_Directions for this task_
Find every line in the records that holds the string "水平成層". Copy each one.

_Record extracts_
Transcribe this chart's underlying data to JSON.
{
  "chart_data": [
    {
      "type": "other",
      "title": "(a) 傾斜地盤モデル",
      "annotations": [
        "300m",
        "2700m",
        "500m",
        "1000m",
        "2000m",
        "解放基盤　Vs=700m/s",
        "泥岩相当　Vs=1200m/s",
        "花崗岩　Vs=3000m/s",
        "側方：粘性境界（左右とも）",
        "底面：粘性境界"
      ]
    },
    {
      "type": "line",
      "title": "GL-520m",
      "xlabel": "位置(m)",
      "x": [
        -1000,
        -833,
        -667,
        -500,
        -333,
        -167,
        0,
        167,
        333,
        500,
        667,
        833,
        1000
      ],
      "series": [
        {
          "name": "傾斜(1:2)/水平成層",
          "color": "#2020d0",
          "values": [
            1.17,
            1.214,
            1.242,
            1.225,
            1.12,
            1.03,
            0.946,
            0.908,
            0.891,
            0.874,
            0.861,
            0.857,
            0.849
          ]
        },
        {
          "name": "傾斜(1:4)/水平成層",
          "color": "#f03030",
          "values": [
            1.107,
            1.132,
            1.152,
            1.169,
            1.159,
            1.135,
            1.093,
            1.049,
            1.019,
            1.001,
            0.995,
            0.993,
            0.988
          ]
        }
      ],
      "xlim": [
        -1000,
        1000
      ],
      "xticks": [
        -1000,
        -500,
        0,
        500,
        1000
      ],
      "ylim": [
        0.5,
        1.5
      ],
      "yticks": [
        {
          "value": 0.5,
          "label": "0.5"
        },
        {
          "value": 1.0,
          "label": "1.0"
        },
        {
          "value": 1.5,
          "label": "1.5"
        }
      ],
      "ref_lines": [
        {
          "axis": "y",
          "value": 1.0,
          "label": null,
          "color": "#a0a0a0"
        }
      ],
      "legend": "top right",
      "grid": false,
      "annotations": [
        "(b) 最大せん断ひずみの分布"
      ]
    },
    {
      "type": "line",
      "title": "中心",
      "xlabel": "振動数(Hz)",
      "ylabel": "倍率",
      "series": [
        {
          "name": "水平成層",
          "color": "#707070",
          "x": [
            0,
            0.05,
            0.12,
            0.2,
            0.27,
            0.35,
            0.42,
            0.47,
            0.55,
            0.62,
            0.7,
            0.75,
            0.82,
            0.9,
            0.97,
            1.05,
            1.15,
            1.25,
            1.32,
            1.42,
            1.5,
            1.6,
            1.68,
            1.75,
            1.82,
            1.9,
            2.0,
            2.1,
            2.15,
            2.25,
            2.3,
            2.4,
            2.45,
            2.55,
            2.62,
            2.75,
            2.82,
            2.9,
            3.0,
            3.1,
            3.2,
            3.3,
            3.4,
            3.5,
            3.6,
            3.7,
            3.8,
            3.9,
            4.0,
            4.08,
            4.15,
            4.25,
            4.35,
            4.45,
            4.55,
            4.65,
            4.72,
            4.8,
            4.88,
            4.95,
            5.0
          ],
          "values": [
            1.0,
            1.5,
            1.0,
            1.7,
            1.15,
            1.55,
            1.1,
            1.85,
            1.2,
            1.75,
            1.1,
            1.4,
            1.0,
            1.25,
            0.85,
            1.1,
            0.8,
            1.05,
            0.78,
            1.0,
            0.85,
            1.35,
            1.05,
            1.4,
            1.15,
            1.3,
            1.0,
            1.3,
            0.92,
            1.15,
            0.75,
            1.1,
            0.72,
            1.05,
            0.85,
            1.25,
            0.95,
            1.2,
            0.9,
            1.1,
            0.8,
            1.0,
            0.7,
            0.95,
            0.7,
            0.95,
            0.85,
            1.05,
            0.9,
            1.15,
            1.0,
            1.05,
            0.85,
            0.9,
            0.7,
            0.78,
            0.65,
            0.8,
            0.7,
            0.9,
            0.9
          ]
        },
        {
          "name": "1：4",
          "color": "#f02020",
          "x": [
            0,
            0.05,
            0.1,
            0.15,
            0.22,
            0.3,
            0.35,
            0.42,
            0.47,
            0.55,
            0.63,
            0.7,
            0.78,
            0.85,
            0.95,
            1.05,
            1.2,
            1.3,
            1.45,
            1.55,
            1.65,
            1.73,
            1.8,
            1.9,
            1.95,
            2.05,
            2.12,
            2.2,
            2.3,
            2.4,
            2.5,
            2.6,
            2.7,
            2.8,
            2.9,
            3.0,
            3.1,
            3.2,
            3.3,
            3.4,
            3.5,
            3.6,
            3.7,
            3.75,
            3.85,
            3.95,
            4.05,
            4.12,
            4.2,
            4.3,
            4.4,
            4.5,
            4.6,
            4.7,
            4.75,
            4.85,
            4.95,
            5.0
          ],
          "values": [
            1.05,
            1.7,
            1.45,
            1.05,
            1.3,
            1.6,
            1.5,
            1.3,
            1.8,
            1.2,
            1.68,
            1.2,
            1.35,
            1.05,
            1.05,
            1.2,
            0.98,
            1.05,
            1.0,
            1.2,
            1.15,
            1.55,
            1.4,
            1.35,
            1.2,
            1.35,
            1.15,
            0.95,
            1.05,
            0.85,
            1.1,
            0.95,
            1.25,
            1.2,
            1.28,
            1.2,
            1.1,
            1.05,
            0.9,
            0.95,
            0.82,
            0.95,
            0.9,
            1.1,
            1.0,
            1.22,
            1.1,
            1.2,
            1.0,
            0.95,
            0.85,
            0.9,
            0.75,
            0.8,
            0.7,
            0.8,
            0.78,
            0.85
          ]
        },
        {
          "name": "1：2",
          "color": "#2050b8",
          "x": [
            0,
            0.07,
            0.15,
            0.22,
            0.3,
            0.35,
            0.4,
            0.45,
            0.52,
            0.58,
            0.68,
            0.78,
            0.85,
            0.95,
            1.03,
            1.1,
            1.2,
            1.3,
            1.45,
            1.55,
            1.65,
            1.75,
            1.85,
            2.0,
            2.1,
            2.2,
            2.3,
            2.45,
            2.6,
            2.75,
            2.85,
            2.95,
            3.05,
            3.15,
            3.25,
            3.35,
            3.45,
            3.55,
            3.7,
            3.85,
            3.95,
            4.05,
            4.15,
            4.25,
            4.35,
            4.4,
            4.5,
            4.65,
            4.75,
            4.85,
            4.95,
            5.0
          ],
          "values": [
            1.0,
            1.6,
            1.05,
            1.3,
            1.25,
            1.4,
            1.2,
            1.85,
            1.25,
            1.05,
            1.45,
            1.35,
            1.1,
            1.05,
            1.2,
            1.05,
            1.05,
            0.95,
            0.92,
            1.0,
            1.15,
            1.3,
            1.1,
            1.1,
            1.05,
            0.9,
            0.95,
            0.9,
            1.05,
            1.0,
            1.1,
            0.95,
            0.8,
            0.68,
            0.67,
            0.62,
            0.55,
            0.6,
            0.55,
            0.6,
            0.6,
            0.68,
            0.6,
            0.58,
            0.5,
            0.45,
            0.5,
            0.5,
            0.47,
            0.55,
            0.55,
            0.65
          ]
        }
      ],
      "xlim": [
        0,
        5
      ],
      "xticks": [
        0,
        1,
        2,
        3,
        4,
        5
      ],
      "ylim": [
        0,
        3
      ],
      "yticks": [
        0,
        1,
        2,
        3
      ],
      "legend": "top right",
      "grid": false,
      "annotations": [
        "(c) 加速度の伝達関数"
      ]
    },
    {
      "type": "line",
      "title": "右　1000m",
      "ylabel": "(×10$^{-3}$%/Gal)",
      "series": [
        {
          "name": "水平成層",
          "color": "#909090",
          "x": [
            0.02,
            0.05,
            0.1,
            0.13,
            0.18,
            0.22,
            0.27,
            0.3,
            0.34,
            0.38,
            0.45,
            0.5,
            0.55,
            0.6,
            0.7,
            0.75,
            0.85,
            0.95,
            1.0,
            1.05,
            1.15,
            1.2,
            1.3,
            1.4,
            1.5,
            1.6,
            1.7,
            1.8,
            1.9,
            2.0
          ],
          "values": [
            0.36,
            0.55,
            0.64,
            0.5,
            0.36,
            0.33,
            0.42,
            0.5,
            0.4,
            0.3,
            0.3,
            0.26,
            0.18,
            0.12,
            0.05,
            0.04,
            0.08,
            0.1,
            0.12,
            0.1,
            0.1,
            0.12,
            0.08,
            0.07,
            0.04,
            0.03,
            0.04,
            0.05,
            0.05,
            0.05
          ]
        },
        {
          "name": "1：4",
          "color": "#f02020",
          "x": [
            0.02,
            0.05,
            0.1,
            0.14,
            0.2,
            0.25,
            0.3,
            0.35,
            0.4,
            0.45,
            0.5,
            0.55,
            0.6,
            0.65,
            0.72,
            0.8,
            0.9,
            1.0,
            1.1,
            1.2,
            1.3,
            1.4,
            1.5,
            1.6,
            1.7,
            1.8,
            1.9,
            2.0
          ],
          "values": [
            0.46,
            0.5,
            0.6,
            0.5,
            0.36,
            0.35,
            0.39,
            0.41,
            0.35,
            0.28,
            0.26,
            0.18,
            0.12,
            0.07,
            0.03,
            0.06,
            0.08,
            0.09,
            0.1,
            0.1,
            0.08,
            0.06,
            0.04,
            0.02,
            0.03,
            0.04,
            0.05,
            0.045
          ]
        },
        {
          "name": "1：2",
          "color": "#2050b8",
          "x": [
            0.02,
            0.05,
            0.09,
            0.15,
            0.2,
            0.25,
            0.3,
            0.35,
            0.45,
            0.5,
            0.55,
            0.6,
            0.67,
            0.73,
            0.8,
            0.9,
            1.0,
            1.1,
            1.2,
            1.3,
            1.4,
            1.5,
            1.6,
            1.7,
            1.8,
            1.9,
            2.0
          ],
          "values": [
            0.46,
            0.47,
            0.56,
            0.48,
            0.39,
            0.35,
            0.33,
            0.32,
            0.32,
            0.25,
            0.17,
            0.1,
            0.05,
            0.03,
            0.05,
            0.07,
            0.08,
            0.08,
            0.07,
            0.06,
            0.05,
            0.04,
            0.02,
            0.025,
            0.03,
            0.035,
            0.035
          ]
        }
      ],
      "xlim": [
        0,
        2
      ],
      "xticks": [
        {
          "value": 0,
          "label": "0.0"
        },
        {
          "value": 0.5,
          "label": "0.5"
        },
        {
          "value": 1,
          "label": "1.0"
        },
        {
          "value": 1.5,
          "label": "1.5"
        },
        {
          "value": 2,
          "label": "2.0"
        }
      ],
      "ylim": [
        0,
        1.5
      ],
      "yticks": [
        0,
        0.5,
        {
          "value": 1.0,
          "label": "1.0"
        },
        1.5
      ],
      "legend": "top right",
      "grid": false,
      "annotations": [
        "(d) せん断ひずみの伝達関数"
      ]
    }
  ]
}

_Written answer_
          "name": "傾斜(1:2)/水平成層",
          "name": "傾斜(1:4)/水平成層",
          "name": "水平成層",
          "name": "水平成層",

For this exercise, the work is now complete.